— Start RECORDS FOR THIS EXERCISE —

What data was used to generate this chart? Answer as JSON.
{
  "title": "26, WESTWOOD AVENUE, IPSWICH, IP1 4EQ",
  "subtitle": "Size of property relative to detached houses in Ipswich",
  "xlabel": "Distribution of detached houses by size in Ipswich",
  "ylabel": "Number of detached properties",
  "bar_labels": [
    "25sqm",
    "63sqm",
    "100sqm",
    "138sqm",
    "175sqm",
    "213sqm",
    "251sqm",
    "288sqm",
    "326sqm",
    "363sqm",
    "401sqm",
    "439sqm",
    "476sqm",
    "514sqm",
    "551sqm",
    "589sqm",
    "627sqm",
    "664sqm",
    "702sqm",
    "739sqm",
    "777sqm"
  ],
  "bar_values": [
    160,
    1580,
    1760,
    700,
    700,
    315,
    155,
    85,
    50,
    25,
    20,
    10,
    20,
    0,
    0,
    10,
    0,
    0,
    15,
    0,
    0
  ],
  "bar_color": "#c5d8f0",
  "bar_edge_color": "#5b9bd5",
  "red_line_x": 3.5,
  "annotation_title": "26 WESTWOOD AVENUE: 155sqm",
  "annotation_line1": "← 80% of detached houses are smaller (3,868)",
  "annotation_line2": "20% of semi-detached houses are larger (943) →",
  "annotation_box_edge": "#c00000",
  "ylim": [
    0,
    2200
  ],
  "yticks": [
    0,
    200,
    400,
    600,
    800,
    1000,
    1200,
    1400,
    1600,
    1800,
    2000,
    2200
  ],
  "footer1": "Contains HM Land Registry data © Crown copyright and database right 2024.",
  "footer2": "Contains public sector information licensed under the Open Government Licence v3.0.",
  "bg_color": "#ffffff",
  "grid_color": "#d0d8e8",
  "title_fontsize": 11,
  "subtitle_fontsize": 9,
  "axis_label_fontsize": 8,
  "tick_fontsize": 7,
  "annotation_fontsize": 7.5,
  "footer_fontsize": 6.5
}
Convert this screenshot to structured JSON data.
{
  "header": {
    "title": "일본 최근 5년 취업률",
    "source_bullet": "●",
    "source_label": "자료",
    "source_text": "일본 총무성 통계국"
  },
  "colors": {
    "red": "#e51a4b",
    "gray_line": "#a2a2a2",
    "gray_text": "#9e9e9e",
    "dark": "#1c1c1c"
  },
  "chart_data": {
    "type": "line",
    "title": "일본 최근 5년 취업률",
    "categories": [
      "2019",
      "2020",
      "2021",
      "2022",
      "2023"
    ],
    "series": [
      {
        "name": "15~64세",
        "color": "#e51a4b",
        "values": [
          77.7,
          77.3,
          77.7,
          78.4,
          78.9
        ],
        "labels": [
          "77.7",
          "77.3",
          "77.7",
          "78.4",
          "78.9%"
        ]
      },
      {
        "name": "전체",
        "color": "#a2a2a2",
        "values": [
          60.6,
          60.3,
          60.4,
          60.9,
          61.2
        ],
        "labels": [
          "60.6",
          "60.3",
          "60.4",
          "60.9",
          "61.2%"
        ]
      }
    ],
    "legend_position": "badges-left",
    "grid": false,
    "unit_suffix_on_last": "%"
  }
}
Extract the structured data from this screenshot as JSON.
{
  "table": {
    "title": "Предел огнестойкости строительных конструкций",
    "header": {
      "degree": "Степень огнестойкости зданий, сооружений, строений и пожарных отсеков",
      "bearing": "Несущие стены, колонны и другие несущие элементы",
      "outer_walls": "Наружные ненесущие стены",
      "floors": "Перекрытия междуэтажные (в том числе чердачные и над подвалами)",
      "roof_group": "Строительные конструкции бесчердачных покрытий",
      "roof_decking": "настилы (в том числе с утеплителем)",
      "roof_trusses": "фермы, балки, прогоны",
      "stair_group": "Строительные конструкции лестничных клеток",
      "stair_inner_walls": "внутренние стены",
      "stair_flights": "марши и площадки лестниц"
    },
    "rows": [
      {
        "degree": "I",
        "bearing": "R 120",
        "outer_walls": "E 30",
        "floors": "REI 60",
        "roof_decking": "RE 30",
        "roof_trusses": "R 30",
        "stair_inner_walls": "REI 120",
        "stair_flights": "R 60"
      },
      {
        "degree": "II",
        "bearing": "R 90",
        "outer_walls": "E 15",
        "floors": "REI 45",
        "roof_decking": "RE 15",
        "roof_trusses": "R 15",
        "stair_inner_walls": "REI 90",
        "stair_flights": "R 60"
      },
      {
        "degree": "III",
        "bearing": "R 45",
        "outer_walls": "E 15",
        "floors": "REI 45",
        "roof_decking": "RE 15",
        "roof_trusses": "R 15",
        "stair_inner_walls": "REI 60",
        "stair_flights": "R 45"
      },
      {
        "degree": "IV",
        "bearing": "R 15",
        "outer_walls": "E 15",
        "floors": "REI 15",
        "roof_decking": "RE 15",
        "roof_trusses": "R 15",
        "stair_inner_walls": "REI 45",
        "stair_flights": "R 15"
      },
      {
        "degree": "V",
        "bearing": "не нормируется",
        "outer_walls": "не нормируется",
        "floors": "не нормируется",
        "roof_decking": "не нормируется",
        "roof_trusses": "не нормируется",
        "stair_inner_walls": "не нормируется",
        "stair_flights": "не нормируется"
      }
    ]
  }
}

— End RECORDS FOR THIS EXERCISE —

• **EXERCISE REQUIREMENTS**
Return all of the entries word for word.

• **RESULT FOR THIS EXERCISE**
What data was used to generate this chart? Answer as JSON.
{
  "title": "26, WESTWOOD AVENUE, IPSWICH, IP1 4EQ",
  "subtitle": "Size of property relative to detached houses in Ipswich",
  "xlabel": "Distribution of detached houses by size in Ipswich",
  "ylabel": "Number of detached properties",
  "bar_labels": [
    "25sqm",
    "63sqm",
    "100sqm",
    "138sqm",
    "175sqm",
    "213sqm",
    "251sqm",
    "288sqm",
    "326sqm",
    "363sqm",
    "401sqm",
    "439sqm",
    "476sqm",
    "514sqm",
    "551sqm",
    "589sqm",
    "627sqm",
    "664sqm",
    "702sqm",
    "739sqm",
    "777sqm"
  ],
  "bar_values": [
    160,
    1580,
    1760,
    700,
    700,
    315,
    155,
    85,
    50,
    25,
    20,
    10,
    20,
    0,
    0,
    10,
    0,
    0,
    15,
    0,
    0
  ],
  "bar_color": "#c5d8f0",
  "bar_edge_color": "#5b9bd5",
  "red_line_x": 3.5,
  "annotation_title": "26 WESTWOOD AVENUE: 155sqm",
  "annotation_line1": "← 80% of detached houses are smaller (3,868)",
  "annotation_line2": "20% of semi-detached houses are larger (943) →",
  "annotation_box_edge": "#c00000",
  "ylim": [
    0,
    2200
  ],
  "yticks": [
    0,
    200,
    400,
    600,
    800,
    1000,
    1200,
    1400,
    1600,
    1800,
    2000,
    2200
  ],
  "footer1": "Contains HM Land Registry data © Crown copyright and database right 2024.",
  "footer2": "Contains public sector information licensed under the Open Government Licence v3.0.",
  "bg_color": "#ffffff",
  "grid_color": "#d0d8e8",
  "title_fontsize": 11,
  "subtitle_fontsize": 9,
  "axis_label_fontsize": 8,
  "tick_fontsize": 7,
  "annotation_fontsize": 7.5,
  "footer_fontsize": 6.5
}
Convert this screenshot to structured JSON data.
{
  "header": {
    "title": "일본 최근 5년 취업률",
    "source_bullet": "●",
    "source_label": "자료",
    "source_text": "일본 총무성 통계국"
  },
  "colors": {
    "red": "#e51a4b",
    "gray_line": "#a2a2a2",
    "gray_text": "#9e9e9e",
    "dark": "#1c1c1c"
  },
  "chart_data": {
    "type": "line",
    "title": "일본 최근 5년 취업률",
    "categories": [
      "2019",
      "2020",
      "2021",
      "2022",
      "2023"
    ],
    "series": [
      {
        "name": "15~64세",
        "color": "#e51a4b",
        "values": [
          77.7,
          77.3,
          77.7,
          78.4,
          78.9
        ],
        "labels": [
          "77.7",
          "77.3",
          "77.7",
          "78.4",
          "78.9%"
        ]
      },
      {
        "name": "전체",
        "color": "#a2a2a2",
        "values": [
          60.6,
          60.3,
          60.4,
          60.9,
          61.2
        ],
        "labels": [
          "60.6",
          "60.3",
          "60.4",
          "60.9",
          "61.2%"
        ]
      }
    ],
    "legend_position": "badges-left",
    "grid": false,
    "unit_suffix_on_last": "%"
  }
}
Extract the structured data from this screenshot as JSON.
{
  "table": {
    "title": "Предел огнестойкости строительных конструкций",
    "header": {
      "degree": "Степень огнестойкости зданий, сооружений, строений и пожарных отсеков",
      "bearing": "Несущие стены, колонны и другие несущие элементы",
      "outer_walls": "Наружные ненесущие стены",
      "floors": "Перекрытия междуэтажные (в том числе чердачные и над подвалами)",
      "roof_group": "Строительные конструкции бесчердачных покрытий",
      "roof_decking": "настилы (в том числе с утеплителем)",
      "roof_trusses": "фермы, балки, прогоны",
      "stair_group": "Строительные конструкции лестничных клеток",
      "stair_inner_walls": "внутренние стены",
      "stair_flights": "марши и площадки лестниц"
    },
    "rows": [
      {
        "degree": "I",
        "bearing": "R 120",
        "outer_walls": "E 30",
        "floors": "REI 60",
        "roof_decking": "RE 30",
        "roof_trusses": "R 30",
        "stair_inner_walls": "REI 120",
        "stair_flights": "R 60"
      },
      {
        "degree": "II",
        "bearing": "R 90",
        "outer_walls": "E 15",
        "floors": "REI 45",
        "roof_decking": "RE 15",
        "roof_trusses": "R 15",
        "stair_inner_walls": "REI 90",
        "stair_flights": "R 60"
      },
      {
        "degree": "III",
        "bearing": "R 45",
        "outer_walls": "E 15",
        "floors": "REI 45",
        "roof_decking": "RE 15",
        "roof_trusses": "R 15",
        "stair_inner_walls": "REI 60",
        "stair_flights": "R 45"
      },
      {
        "degree": "IV",
        "bearing": "R 15",
        "outer_walls": "E 15",
        "floors": "REI 15",
        "roof_decking": "RE 15",
        "roof_trusses": "R 15",
        "stair_inner_walls": "REI 45",
        "stair_flights": "R 15"
      },
      {
        "degree": "V",
        "bearing": "не нормируется",
        "outer_walls": "не нормируется",
        "floors": "не нормируется",
        "roof_decking": "не нормируется",
        "roof_trusses": "не нормируется",
        "stair_inner_walls": "не нормируется",
        "stair_flights": "не нормируется"
      }
    ]
  }
}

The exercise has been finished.